*Work to be completed:*
Report the number of lines that hold the string "icon". Leave out any other text.

-------- Extracted material --------

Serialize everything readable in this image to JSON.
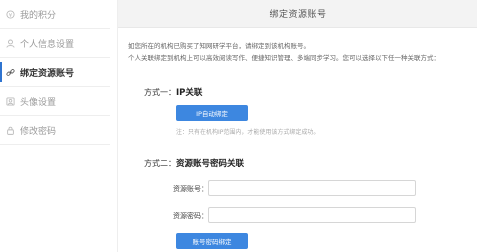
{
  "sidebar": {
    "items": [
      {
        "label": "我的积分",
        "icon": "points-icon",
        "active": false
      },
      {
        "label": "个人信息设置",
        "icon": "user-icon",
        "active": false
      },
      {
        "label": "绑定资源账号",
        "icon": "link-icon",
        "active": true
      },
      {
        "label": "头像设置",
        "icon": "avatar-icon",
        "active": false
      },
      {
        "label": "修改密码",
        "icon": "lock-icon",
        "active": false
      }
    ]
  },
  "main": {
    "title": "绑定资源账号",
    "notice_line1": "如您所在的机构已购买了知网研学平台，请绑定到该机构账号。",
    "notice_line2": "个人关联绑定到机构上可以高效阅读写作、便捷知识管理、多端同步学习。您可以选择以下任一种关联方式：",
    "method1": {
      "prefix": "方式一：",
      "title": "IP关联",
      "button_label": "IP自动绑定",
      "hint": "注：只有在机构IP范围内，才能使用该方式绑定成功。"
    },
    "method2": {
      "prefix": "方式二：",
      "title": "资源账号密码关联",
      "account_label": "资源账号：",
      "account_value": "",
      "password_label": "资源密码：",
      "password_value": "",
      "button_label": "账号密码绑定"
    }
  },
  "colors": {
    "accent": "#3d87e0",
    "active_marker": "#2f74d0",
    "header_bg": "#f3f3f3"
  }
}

--------

*Exercise answer:*
5